▶ _WHAT IS EXPECTED_: Check each line of the records below and collect those holding "JSON".

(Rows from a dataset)
◇ ◇ ◇ ◇ ◇

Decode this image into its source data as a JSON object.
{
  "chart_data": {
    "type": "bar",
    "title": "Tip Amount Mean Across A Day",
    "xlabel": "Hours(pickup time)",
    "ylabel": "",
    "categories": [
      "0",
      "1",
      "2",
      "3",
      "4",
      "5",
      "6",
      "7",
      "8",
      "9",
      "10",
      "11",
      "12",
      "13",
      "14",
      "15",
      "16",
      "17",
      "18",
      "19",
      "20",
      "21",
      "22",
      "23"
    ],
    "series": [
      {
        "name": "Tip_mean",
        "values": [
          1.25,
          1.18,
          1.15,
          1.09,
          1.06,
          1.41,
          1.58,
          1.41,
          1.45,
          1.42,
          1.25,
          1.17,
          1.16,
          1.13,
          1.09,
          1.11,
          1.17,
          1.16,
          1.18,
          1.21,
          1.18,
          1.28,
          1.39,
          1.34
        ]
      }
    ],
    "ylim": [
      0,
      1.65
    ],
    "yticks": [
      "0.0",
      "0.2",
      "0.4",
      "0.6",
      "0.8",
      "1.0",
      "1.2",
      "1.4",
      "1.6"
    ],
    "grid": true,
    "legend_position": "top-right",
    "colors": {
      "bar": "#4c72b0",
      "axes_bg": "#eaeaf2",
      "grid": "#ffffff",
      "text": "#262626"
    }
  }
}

◇ ◇ ◇ ◇ ◇

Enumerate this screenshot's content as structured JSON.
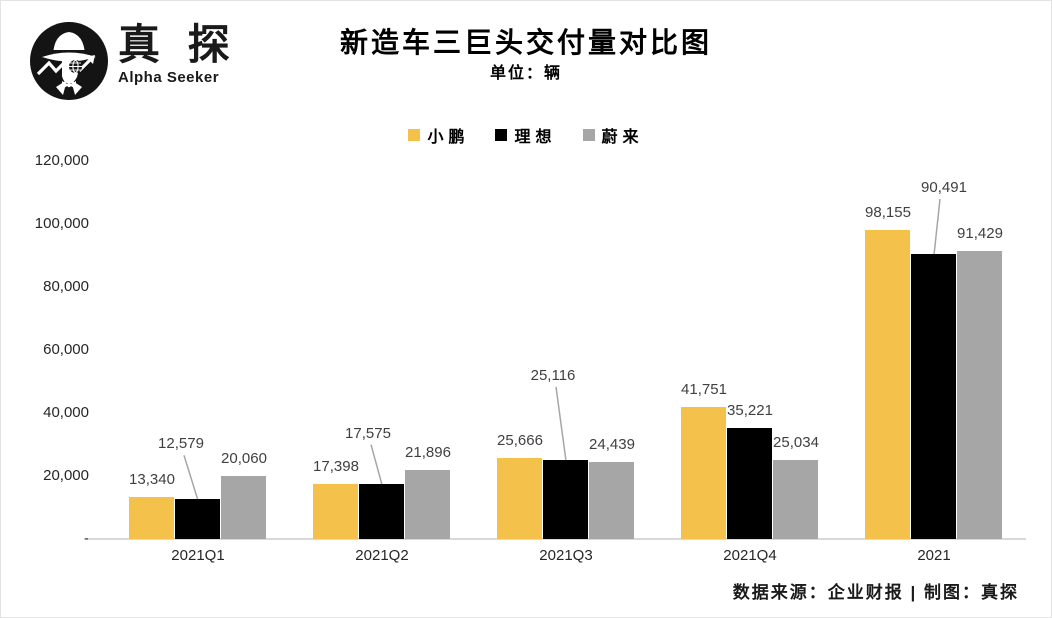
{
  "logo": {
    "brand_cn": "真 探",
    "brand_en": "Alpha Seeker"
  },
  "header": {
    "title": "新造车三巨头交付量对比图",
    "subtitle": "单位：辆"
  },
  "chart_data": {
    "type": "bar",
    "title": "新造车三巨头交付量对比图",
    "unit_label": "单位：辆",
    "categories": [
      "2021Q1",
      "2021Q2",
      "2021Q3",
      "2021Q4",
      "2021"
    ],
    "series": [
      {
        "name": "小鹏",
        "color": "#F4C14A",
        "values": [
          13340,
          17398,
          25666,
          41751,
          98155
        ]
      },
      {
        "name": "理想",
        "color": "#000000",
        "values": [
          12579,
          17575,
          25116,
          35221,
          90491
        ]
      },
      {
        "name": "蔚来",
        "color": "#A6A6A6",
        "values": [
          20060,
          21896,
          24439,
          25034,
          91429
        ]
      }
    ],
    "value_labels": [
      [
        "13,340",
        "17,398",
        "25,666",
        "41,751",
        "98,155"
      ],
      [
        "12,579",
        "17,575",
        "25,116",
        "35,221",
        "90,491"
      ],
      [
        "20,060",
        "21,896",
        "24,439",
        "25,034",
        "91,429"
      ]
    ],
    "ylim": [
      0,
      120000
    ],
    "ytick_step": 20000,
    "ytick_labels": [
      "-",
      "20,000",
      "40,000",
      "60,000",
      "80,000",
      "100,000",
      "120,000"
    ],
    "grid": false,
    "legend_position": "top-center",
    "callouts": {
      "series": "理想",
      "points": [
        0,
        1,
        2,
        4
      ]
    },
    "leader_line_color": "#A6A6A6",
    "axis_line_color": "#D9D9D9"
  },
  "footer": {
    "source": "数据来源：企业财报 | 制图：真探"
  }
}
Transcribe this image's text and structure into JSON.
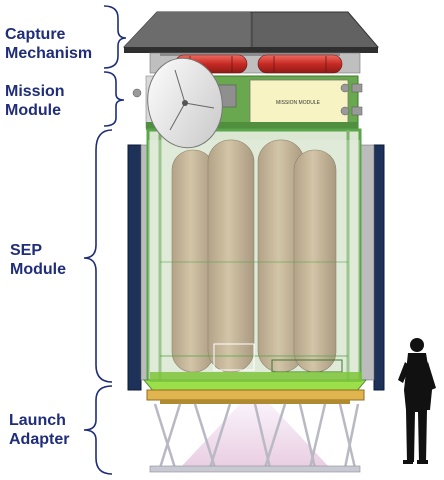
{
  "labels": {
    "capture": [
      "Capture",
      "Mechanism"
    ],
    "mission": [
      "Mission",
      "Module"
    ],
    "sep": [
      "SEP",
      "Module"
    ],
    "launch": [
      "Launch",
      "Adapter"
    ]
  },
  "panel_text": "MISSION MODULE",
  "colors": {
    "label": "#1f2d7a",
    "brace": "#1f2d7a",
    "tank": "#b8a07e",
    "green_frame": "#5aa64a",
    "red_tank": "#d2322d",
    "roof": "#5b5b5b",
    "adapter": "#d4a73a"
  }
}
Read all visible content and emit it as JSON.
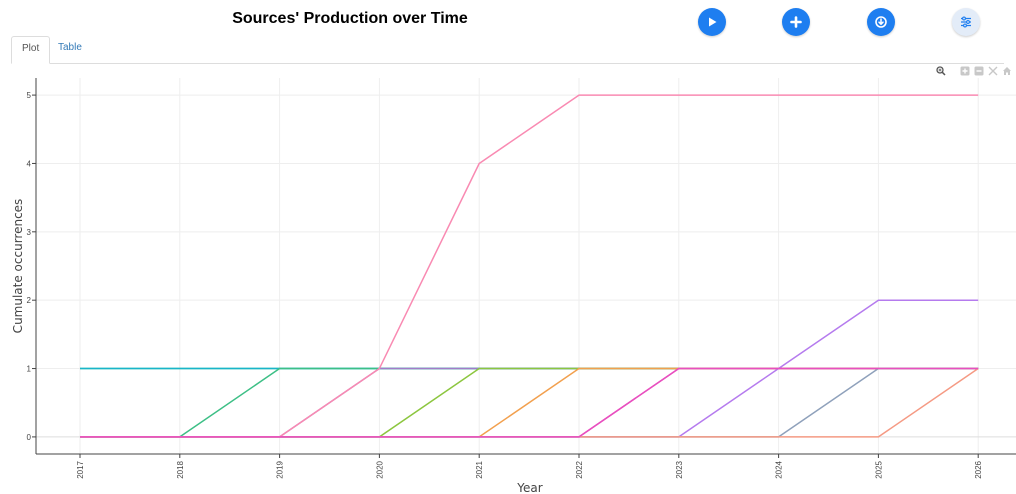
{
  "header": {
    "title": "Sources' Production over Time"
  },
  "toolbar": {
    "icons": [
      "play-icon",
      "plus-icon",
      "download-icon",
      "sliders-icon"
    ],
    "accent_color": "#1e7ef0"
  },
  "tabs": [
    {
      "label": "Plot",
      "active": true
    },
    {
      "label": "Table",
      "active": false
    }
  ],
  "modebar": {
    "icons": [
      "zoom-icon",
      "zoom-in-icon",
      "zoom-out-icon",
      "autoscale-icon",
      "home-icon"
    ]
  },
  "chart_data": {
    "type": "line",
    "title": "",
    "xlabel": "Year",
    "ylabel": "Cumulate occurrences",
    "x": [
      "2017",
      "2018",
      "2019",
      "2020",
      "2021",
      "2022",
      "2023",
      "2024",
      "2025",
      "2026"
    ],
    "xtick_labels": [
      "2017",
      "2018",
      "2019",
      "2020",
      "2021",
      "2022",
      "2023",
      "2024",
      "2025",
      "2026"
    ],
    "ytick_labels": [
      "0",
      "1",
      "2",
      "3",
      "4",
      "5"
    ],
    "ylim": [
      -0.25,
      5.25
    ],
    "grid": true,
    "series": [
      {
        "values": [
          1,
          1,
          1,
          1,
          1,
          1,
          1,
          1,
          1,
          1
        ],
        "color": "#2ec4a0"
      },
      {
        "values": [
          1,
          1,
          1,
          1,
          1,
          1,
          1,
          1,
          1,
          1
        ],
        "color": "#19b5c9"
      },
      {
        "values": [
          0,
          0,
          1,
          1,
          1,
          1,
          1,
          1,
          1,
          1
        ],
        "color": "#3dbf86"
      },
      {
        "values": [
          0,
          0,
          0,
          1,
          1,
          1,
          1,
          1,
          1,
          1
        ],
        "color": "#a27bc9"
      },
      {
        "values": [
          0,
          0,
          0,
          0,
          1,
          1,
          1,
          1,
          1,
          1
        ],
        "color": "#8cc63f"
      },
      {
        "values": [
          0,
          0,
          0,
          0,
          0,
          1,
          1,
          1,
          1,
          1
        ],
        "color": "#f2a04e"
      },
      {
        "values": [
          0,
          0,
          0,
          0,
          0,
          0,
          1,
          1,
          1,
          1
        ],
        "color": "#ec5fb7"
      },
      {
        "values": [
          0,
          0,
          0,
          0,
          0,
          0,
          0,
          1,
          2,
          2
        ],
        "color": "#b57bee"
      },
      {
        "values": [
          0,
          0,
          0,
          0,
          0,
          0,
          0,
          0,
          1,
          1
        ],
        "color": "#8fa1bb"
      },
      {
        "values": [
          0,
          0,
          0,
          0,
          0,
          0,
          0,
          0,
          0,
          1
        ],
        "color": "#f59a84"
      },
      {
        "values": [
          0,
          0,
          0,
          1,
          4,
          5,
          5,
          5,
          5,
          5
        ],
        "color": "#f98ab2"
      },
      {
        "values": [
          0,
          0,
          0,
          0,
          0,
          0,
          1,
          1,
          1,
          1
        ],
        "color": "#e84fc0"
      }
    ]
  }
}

◇ ◇ ◇ ◇ ◇

▶ _EXERCISE RESPONSE_:
Decode this image into its source data as a JSON object.
Enumerate this screenshot's content as structured JSON.
Transcribe this image's text and structure into JSON.
Read all visible content and emit it as JSON.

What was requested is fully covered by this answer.